§ Job
Pictures do not belong in the copy; transcribe everything else in the records exactly.
___ Input data
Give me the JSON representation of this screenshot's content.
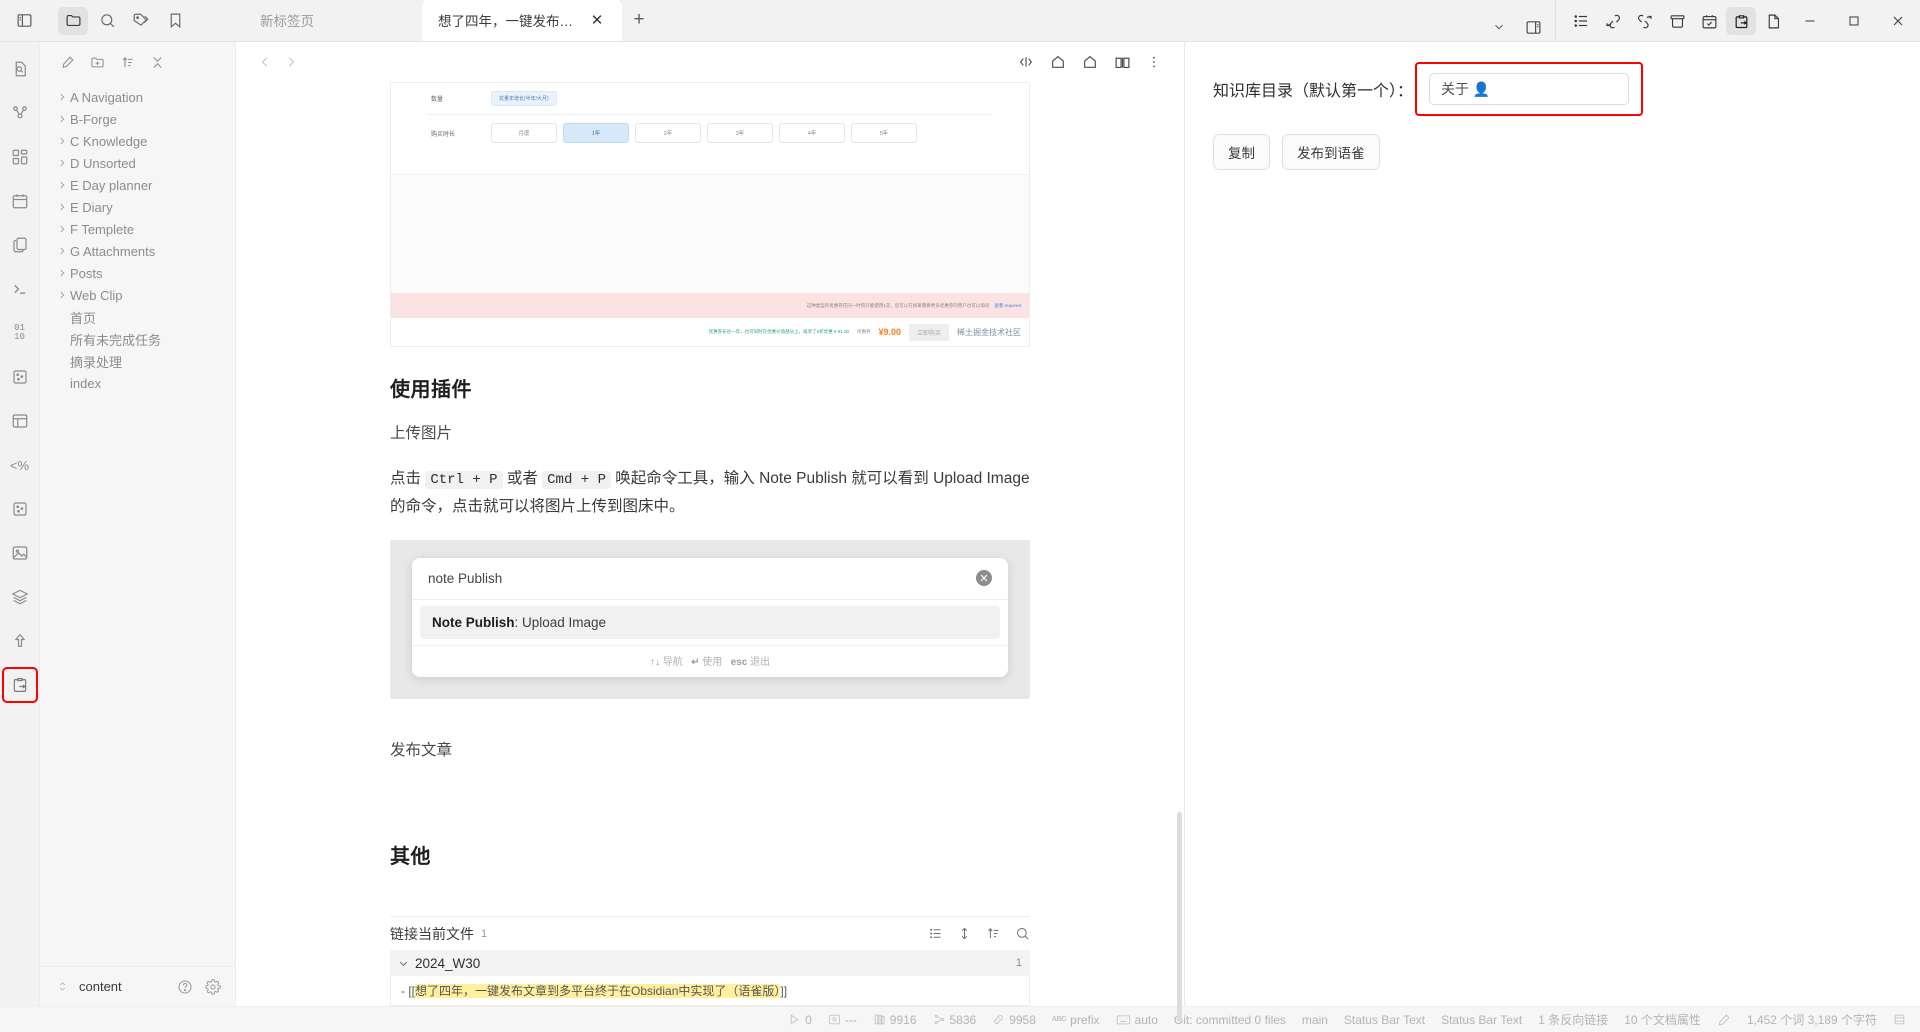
{
  "window": {
    "minimize": "–",
    "maximize": "□",
    "close": "✕"
  },
  "topbar": {
    "sidebar_toggle_icon": "sidebar-toggle-icon",
    "ribbon": [
      {
        "name": "folder-icon",
        "label": "文件",
        "active": true
      },
      {
        "name": "search-icon",
        "label": "搜索",
        "active": false
      },
      {
        "name": "tags-icon",
        "label": "标签",
        "active": false
      },
      {
        "name": "bookmark-icon",
        "label": "书签",
        "active": false
      }
    ],
    "tabs": [
      {
        "label": "新标签页",
        "active": false,
        "closable": false
      },
      {
        "label": "想了四年，一键发布文章...",
        "active": true,
        "closable": true
      }
    ],
    "new_tab_label": "+",
    "tab_close_label": "✕",
    "chevron_down": "⌄",
    "right_tools": [
      {
        "name": "list-icon"
      },
      {
        "name": "link-in-icon"
      },
      {
        "name": "link-out-icon"
      },
      {
        "name": "archive-icon"
      },
      {
        "name": "calendar-check-icon"
      },
      {
        "name": "clipboard-export-icon",
        "active": true
      },
      {
        "name": "file-icon"
      }
    ]
  },
  "rail": {
    "icons": [
      "file-search-icon",
      "graph-icon",
      "canvas-grid-icon",
      "calendar-icon",
      "copy-files-icon",
      "terminal-icon",
      "binary-icon",
      "dice-icon",
      "layout-icon",
      "percent-code-icon",
      "dice-2-icon",
      "image-icon",
      "layers-icon",
      "upload-icon",
      "clipboard-export-icon"
    ],
    "highlighted_index": 14
  },
  "explorer": {
    "toolbar": [
      {
        "name": "new-note-icon"
      },
      {
        "name": "new-folder-icon"
      },
      {
        "name": "sort-icon"
      },
      {
        "name": "collapse-all-icon"
      }
    ],
    "tree": [
      {
        "label": "A Navigation",
        "type": "folder"
      },
      {
        "label": "B-Forge",
        "type": "folder"
      },
      {
        "label": "C Knowledge",
        "type": "folder"
      },
      {
        "label": "D Unsorted",
        "type": "folder"
      },
      {
        "label": "E Day planner",
        "type": "folder"
      },
      {
        "label": "E Diary",
        "type": "folder"
      },
      {
        "label": "F Templete",
        "type": "folder"
      },
      {
        "label": "G Attachments",
        "type": "folder"
      },
      {
        "label": "Posts",
        "type": "folder"
      },
      {
        "label": "Web Clip",
        "type": "folder"
      },
      {
        "label": "首页",
        "type": "file"
      },
      {
        "label": "所有未完成任务",
        "type": "file"
      },
      {
        "label": "摘录处理",
        "type": "file"
      },
      {
        "label": "index",
        "type": "file"
      }
    ],
    "footer": {
      "vault_name": "content",
      "help_icon": "help-icon",
      "settings_icon": "gear-icon",
      "switch_icon": "vault-switch-icon"
    }
  },
  "note": {
    "nav_back": "‹",
    "nav_forward": "›",
    "header_icons": [
      {
        "name": "source-code-icon"
      },
      {
        "name": "home-icon"
      },
      {
        "name": "home-alt-icon"
      },
      {
        "name": "book-open-icon"
      },
      {
        "name": "more-vertical-icon"
      }
    ],
    "embedded_screenshot": {
      "row1_label": "数量",
      "row1_pill": "抗量年增长(半年/大月)",
      "row2_label": "购买时长",
      "options": [
        "月度",
        "1年",
        "2年",
        "3年",
        "4年",
        "5年"
      ],
      "selected_option_index": 1,
      "notice": "这种类型的优惠券在同一时刻只能使用1次，您可以在如果需要更多优惠券的用户也可以询问",
      "notice_link": "查看 required",
      "price_label": "优惠券",
      "price": "¥9.00",
      "green_note": "优惠券长达一年，也可同时在优惠价值部分上，再享了5折优惠 € ¥1.00",
      "buy_button": "立即购买",
      "brand": "稀土掘金技术社区"
    },
    "headings": {
      "use_plugin": "使用插件",
      "other": "其他"
    },
    "sub_upload": "上传图片",
    "paragraph_parts": {
      "p1": "点击 ",
      "kbd1": "Ctrl + P",
      "p2": " 或者 ",
      "kbd2": "Cmd + P",
      "p3": " 唤起命令工具，输入 Note Publish 就可以看到 Upload Image 的命令，点击就可以将图片上传到图床中。"
    },
    "publish_article": "发布文章",
    "command_palette": {
      "query": "note Publish",
      "clear_icon": "clear-icon",
      "result_bold": "Note Publish",
      "result_rest": ": Upload Image",
      "hint_nav_keys": "↑↓",
      "hint_nav": "导航",
      "hint_enter_key": "↵",
      "hint_enter": "使用",
      "hint_esc_key": "esc",
      "hint_esc": "退出"
    },
    "backlinks": {
      "title": "链接当前文件",
      "count": "1",
      "tools": [
        {
          "name": "collapse-results-icon"
        },
        {
          "name": "expand-results-icon"
        },
        {
          "name": "sort-order-icon"
        },
        {
          "name": "search-backlinks-icon"
        }
      ],
      "group_name": "2024_W30",
      "group_count": "1",
      "group_chevron": "⌄",
      "item_prefix": "- [[",
      "item_text": "想了四年，一键发布文章到多平台终于在Obsidian中实现了（语雀版）",
      "item_suffix": "]]"
    }
  },
  "right_panel": {
    "label": "知识库目录（默认第一个）：",
    "input_value": "关于 👤",
    "input_placeholder": "",
    "buttons": [
      {
        "label": "复制",
        "name": "copy-button"
      },
      {
        "label": "发布到语雀",
        "name": "publish-to-yuque-button"
      }
    ]
  },
  "statusbar": {
    "items": [
      {
        "icon": "play-icon",
        "text": "0"
      },
      {
        "icon": "image-status-icon",
        "text": "---"
      },
      {
        "icon": "book-status-icon",
        "text": "9916"
      },
      {
        "icon": "graph-status-icon",
        "text": "5836"
      },
      {
        "icon": "link-status-icon",
        "text": "9958"
      },
      {
        "icon": "abc-icon",
        "text": "prefix"
      },
      {
        "icon": "keyboard-icon",
        "text": "auto"
      },
      {
        "icon": "",
        "text": "Git: committed 0 files"
      },
      {
        "icon": "",
        "text": "main"
      },
      {
        "icon": "",
        "text": "Status Bar Text"
      },
      {
        "icon": "",
        "text": "Status Bar Text"
      },
      {
        "icon": "",
        "text": "1 条反向链接"
      },
      {
        "icon": "",
        "text": "10 个文档属性"
      },
      {
        "icon": "pencil-icon",
        "text": ""
      },
      {
        "icon": "",
        "text": "1,452 个词  3,189 个字符"
      },
      {
        "icon": "layout-status-icon",
        "text": ""
      }
    ]
  },
  "colors": {
    "accent_red": "#fe0000",
    "highlight_yellow": "#ffef9e",
    "chrome_bg": "#f2f2f2",
    "page_bg": "#ffffff"
  }
}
______
§ Output for this task
Give me the JSON representation of this screenshot's content.
{
  "window": {
    "minimize": "–",
    "maximize": "□",
    "close": "✕"
  },
  "topbar": {
    "sidebar_toggle_icon": "sidebar-toggle-icon",
    "ribbon": [
      {
        "name": "folder-icon",
        "label": "文件",
        "active": true
      },
      {
        "name": "search-icon",
        "label": "搜索",
        "active": false
      },
      {
        "name": "tags-icon",
        "label": "标签",
        "active": false
      },
      {
        "name": "bookmark-icon",
        "label": "书签",
        "active": false
      }
    ],
    "tabs": [
      {
        "label": "新标签页",
        "active": false,
        "closable": false
      },
      {
        "label": "想了四年，一键发布文章...",
        "active": true,
        "closable": true
      }
    ],
    "new_tab_label": "+",
    "tab_close_label": "✕",
    "chevron_down": "⌄",
    "right_tools": [
      {
        "name": "list-icon"
      },
      {
        "name": "link-in-icon"
      },
      {
        "name": "link-out-icon"
      },
      {
        "name": "archive-icon"
      },
      {
        "name": "calendar-check-icon"
      },
      {
        "name": "clipboard-export-icon",
        "active": true
      },
      {
        "name": "file-icon"
      }
    ]
  },
  "rail": {
    "icons": [
      "file-search-icon",
      "graph-icon",
      "canvas-grid-icon",
      "calendar-icon",
      "copy-files-icon",
      "terminal-icon",
      "binary-icon",
      "dice-icon",
      "layout-icon",
      "percent-code-icon",
      "dice-2-icon",
      "image-icon",
      "layers-icon",
      "upload-icon",
      "clipboard-export-icon"
    ],
    "highlighted_index": 14
  },
  "explorer": {
    "toolbar": [
      {
        "name": "new-note-icon"
      },
      {
        "name": "new-folder-icon"
      },
      {
        "name": "sort-icon"
      },
      {
        "name": "collapse-all-icon"
      }
    ],
    "tree": [
      {
        "label": "A Navigation",
        "type": "folder"
      },
      {
        "label": "B-Forge",
        "type": "folder"
      },
      {
        "label": "C Knowledge",
        "type": "folder"
      },
      {
        "label": "D Unsorted",
        "type": "folder"
      },
      {
        "label": "E Day planner",
        "type": "folder"
      },
      {
        "label": "E Diary",
        "type": "folder"
      },
      {
        "label": "F Templete",
        "type": "folder"
      },
      {
        "label": "G Attachments",
        "type": "folder"
      },
      {
        "label": "Posts",
        "type": "folder"
      },
      {
        "label": "Web Clip",
        "type": "folder"
      },
      {
        "label": "首页",
        "type": "file"
      },
      {
        "label": "所有未完成任务",
        "type": "file"
      },
      {
        "label": "摘录处理",
        "type": "file"
      },
      {
        "label": "index",
        "type": "file"
      }
    ],
    "footer": {
      "vault_name": "content",
      "help_icon": "help-icon",
      "settings_icon": "gear-icon",
      "switch_icon": "vault-switch-icon"
    }
  },
  "note": {
    "nav_back": "‹",
    "nav_forward": "›",
    "header_icons": [
      {
        "name": "source-code-icon"
      },
      {
        "name": "home-icon"
      },
      {
        "name": "home-alt-icon"
      },
      {
        "name": "book-open-icon"
      },
      {
        "name": "more-vertical-icon"
      }
    ],
    "embedded_screenshot": {
      "row1_label": "数量",
      "row1_pill": "抗量年增长(半年/大月)",
      "row2_label": "购买时长",
      "options": [
        "月度",
        "1年",
        "2年",
        "3年",
        "4年",
        "5年"
      ],
      "selected_option_index": 1,
      "notice": "这种类型的优惠券在同一时刻只能使用1次，您可以在如果需要更多优惠券的用户也可以询问",
      "notice_link": "查看 required",
      "price_label": "优惠券",
      "price": "¥9.00",
      "green_note": "优惠券长达一年，也可同时在优惠价值部分上，再享了5折优惠 € ¥1.00",
      "buy_button": "立即购买",
      "brand": "稀土掘金技术社区"
    },
    "headings": {
      "use_plugin": "使用插件",
      "other": "其他"
    },
    "sub_upload": "上传图片",
    "paragraph_parts": {
      "p1": "点击 ",
      "kbd1": "Ctrl + P",
      "p2": " 或者 ",
      "kbd2": "Cmd + P",
      "p3": " 唤起命令工具，输入 Note Publish 就可以看到 Upload Image 的命令，点击就可以将图片上传到图床中。"
    },
    "publish_article": "发布文章",
    "command_palette": {
      "query": "note Publish",
      "clear_icon": "clear-icon",
      "result_bold": "Note Publish",
      "result_rest": ": Upload Image",
      "hint_nav_keys": "↑↓",
      "hint_nav": "导航",
      "hint_enter_key": "↵",
      "hint_enter": "使用",
      "hint_esc_key": "esc",
      "hint_esc": "退出"
    },
    "backlinks": {
      "title": "链接当前文件",
      "count": "1",
      "tools": [
        {
          "name": "collapse-results-icon"
        },
        {
          "name": "expand-results-icon"
        },
        {
          "name": "sort-order-icon"
        },
        {
          "name": "search-backlinks-icon"
        }
      ],
      "group_name": "2024_W30",
      "group_count": "1",
      "group_chevron": "⌄",
      "item_prefix": "- [[",
      "item_text": "想了四年，一键发布文章到多平台终于在Obsidian中实现了（语雀版）",
      "item_suffix": "]]"
    }
  },
  "right_panel": {
    "label": "知识库目录（默认第一个）：",
    "input_value": "关于 👤",
    "input_placeholder": "",
    "buttons": [
      {
        "label": "复制",
        "name": "copy-button"
      },
      {
        "label": "发布到语雀",
        "name": "publish-to-yuque-button"
      }
    ]
  },
  "statusbar": {
    "items": [
      {
        "icon": "play-icon",
        "text": "0"
      },
      {
        "icon": "image-status-icon",
        "text": "---"
      },
      {
        "icon": "book-status-icon",
        "text": "9916"
      },
      {
        "icon": "graph-status-icon",
        "text": "5836"
      },
      {
        "icon": "link-status-icon",
        "text": "9958"
      },
      {
        "icon": "abc-icon",
        "text": "prefix"
      },
      {
        "icon": "keyboard-icon",
        "text": "auto"
      },
      {
        "icon": "",
        "text": "Git: committed 0 files"
      },
      {
        "icon": "",
        "text": "main"
      },
      {
        "icon": "",
        "text": "Status Bar Text"
      },
      {
        "icon": "",
        "text": "Status Bar Text"
      },
      {
        "icon": "",
        "text": "1 条反向链接"
      },
      {
        "icon": "",
        "text": "10 个文档属性"
      },
      {
        "icon": "pencil-icon",
        "text": ""
      },
      {
        "icon": "",
        "text": "1,452 个词  3,189 个字符"
      },
      {
        "icon": "layout-status-icon",
        "text": ""
      }
    ]
  },
  "colors": {
    "accent_red": "#fe0000",
    "highlight_yellow": "#ffef9e",
    "chrome_bg": "#f2f2f2",
    "page_bg": "#ffffff"
  }
}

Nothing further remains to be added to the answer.